------ Extracted material ------

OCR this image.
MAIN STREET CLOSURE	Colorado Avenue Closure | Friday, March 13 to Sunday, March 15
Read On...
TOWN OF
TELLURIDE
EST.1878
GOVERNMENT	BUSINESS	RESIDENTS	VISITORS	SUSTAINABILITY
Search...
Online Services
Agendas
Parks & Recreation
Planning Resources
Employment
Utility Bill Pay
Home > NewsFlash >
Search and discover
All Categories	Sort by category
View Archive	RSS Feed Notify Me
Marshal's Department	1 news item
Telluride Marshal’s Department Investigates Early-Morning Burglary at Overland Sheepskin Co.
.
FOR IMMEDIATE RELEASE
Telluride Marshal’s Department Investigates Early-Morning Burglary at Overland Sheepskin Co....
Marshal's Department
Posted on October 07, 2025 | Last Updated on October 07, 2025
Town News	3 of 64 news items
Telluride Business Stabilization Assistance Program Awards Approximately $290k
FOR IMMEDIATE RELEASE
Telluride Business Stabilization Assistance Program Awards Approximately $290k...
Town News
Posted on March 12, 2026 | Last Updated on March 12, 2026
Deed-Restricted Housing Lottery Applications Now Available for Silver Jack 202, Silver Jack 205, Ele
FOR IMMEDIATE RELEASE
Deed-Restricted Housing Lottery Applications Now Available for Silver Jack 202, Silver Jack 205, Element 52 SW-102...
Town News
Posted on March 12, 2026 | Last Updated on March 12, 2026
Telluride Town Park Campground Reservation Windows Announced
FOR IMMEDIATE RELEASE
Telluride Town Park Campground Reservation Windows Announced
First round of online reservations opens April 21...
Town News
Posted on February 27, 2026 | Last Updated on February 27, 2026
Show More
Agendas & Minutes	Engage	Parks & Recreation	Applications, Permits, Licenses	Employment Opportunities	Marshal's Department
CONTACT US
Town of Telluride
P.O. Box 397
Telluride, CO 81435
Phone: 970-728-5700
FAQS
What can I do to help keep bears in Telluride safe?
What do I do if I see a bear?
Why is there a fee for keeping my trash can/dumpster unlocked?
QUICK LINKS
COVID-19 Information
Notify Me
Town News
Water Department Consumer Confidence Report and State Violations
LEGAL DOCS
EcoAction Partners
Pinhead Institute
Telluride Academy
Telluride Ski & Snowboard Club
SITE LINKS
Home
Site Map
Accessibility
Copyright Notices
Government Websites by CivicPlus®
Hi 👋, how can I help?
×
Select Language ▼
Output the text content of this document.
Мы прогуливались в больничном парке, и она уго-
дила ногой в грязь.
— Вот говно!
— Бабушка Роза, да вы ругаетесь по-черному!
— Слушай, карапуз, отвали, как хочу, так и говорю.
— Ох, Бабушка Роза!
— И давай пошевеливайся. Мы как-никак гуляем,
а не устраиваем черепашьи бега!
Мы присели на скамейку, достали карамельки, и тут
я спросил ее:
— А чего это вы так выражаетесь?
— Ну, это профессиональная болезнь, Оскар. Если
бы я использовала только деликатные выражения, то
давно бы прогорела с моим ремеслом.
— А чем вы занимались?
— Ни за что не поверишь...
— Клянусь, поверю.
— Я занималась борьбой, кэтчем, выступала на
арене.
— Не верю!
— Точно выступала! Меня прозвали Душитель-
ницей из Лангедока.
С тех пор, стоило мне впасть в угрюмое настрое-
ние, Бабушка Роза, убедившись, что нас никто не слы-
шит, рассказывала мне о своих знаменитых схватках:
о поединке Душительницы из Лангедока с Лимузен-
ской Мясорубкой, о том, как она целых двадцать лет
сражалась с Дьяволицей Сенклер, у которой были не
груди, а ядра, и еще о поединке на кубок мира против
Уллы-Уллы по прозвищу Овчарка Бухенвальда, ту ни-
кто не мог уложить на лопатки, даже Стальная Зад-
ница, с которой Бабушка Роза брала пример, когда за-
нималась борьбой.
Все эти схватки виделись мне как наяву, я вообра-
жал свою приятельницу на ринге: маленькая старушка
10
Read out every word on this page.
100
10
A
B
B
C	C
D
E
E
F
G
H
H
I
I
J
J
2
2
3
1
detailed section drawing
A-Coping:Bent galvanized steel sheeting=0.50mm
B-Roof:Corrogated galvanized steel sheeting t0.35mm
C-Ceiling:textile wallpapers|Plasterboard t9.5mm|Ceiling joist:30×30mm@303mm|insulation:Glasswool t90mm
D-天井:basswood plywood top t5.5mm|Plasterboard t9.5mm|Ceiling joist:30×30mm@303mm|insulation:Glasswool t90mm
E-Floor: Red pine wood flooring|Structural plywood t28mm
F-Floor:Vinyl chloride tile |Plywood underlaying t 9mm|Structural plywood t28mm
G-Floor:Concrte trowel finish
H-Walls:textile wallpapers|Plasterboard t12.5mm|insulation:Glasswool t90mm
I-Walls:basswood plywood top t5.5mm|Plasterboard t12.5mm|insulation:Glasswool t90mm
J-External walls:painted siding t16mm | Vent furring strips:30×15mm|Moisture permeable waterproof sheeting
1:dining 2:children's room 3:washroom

------

▸ Written request
All lines from the one containing "Read out every word on this page." through the final line of the listing above are to be reproduced exactly; include both and add nothing.

▸ Solution for this problem
Read out every word on this page.
100
10
A
B
B
C	C
D
E
E
F
G
H
H
I
I
J
J
2
2
3
1
detailed section drawing
A-Coping:Bent galvanized steel sheeting=0.50mm
B-Roof:Corrogated galvanized steel sheeting t0.35mm
C-Ceiling:textile wallpapers|Plasterboard t9.5mm|Ceiling joist:30×30mm@303mm|insulation:Glasswool t90mm
D-天井:basswood plywood top t5.5mm|Plasterboard t9.5mm|Ceiling joist:30×30mm@303mm|insulation:Glasswool t90mm
E-Floor: Red pine wood flooring|Structural plywood t28mm
F-Floor:Vinyl chloride tile |Plywood underlaying t 9mm|Structural plywood t28mm
G-Floor:Concrte trowel finish
H-Walls:textile wallpapers|Plasterboard t12.5mm|insulation:Glasswool t90mm
I-Walls:basswood plywood top t5.5mm|Plasterboard t12.5mm|insulation:Glasswool t90mm
J-External walls:painted siding t16mm | Vent furring strips:30×15mm|Moisture permeable waterproof sheeting
1:dining 2:children's room 3:washroom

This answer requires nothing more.